Source data:
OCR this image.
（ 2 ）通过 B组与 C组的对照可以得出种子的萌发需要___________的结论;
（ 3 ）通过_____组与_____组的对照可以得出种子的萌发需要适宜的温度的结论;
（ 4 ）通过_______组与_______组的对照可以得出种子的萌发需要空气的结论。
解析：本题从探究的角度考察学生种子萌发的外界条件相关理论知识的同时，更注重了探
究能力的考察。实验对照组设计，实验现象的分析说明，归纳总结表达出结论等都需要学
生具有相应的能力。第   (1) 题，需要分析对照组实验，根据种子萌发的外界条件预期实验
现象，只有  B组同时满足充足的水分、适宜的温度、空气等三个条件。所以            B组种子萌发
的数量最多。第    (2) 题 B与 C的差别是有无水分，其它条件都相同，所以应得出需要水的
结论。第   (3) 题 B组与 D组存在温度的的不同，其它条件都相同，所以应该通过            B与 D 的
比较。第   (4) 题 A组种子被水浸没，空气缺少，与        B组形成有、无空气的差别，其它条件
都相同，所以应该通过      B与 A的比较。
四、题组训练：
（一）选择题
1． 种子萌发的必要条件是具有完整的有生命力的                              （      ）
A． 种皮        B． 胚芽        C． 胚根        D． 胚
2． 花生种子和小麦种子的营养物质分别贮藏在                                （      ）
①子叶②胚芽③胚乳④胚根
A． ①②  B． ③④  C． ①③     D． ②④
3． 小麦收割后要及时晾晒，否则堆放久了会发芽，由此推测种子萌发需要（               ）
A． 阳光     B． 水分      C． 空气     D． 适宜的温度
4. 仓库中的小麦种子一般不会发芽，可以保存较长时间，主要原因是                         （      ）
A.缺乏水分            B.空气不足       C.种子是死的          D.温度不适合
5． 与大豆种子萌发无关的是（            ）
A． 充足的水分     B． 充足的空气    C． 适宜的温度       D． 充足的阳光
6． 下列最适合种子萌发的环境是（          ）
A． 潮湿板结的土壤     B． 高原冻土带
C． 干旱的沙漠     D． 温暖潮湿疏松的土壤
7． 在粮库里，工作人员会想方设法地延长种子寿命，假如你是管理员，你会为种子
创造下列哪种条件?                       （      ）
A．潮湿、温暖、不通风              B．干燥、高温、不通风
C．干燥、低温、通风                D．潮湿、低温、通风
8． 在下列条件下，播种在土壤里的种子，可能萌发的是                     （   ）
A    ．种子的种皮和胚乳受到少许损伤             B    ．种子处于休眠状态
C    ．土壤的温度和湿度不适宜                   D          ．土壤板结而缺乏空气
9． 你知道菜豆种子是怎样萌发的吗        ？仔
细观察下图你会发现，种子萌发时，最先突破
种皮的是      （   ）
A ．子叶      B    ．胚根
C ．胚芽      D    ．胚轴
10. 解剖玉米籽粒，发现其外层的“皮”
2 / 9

What is required: Faithfully copy every entry, leaving nothing out.

Task response:
OCR this image.
（ 2 ）通过 B组与 C组的对照可以得出种子的萌发需要___________的结论;
（ 3 ）通过_____组与_____组的对照可以得出种子的萌发需要适宜的温度的结论;
（ 4 ）通过_______组与_______组的对照可以得出种子的萌发需要空气的结论。
解析：本题从探究的角度考察学生种子萌发的外界条件相关理论知识的同时，更注重了探
究能力的考察。实验对照组设计，实验现象的分析说明，归纳总结表达出结论等都需要学
生具有相应的能力。第   (1) 题，需要分析对照组实验，根据种子萌发的外界条件预期实验
现象，只有  B组同时满足充足的水分、适宜的温度、空气等三个条件。所以            B组种子萌发
的数量最多。第    (2) 题 B与 C的差别是有无水分，其它条件都相同，所以应得出需要水的
结论。第   (3) 题 B组与 D组存在温度的的不同，其它条件都相同，所以应该通过            B与 D 的
比较。第   (4) 题 A组种子被水浸没，空气缺少，与        B组形成有、无空气的差别，其它条件
都相同，所以应该通过      B与 A的比较。
四、题组训练：
（一）选择题
1． 种子萌发的必要条件是具有完整的有生命力的                              （      ）
A． 种皮        B． 胚芽        C． 胚根        D． 胚
2． 花生种子和小麦种子的营养物质分别贮藏在                                （      ）
①子叶②胚芽③胚乳④胚根
A． ①②  B． ③④  C． ①③     D． ②④
3． 小麦收割后要及时晾晒，否则堆放久了会发芽，由此推测种子萌发需要（               ）
A． 阳光     B． 水分      C． 空气     D． 适宜的温度
4. 仓库中的小麦种子一般不会发芽，可以保存较长时间，主要原因是                         （      ）
A.缺乏水分            B.空气不足       C.种子是死的          D.温度不适合
5． 与大豆种子萌发无关的是（            ）
A． 充足的水分     B． 充足的空气    C． 适宜的温度       D． 充足的阳光
6． 下列最适合种子萌发的环境是（          ）
A． 潮湿板结的土壤     B． 高原冻土带
C． 干旱的沙漠     D． 温暖潮湿疏松的土壤
7． 在粮库里，工作人员会想方设法地延长种子寿命，假如你是管理员，你会为种子
创造下列哪种条件?                       （      ）
A．潮湿、温暖、不通风              B．干燥、高温、不通风
C．干燥、低温、通风                D．潮湿、低温、通风
8． 在下列条件下，播种在土壤里的种子，可能萌发的是                     （   ）
A    ．种子的种皮和胚乳受到少许损伤             B    ．种子处于休眠状态
C    ．土壤的温度和湿度不适宜                   D          ．土壤板结而缺乏空气
9． 你知道菜豆种子是怎样萌发的吗        ？仔
细观察下图你会发现，种子萌发时，最先突破
种皮的是      （   ）
A ．子叶      B    ．胚根
C ．胚芽      D    ．胚轴
10. 解剖玉米籽粒，发现其外层的“皮”
2 / 9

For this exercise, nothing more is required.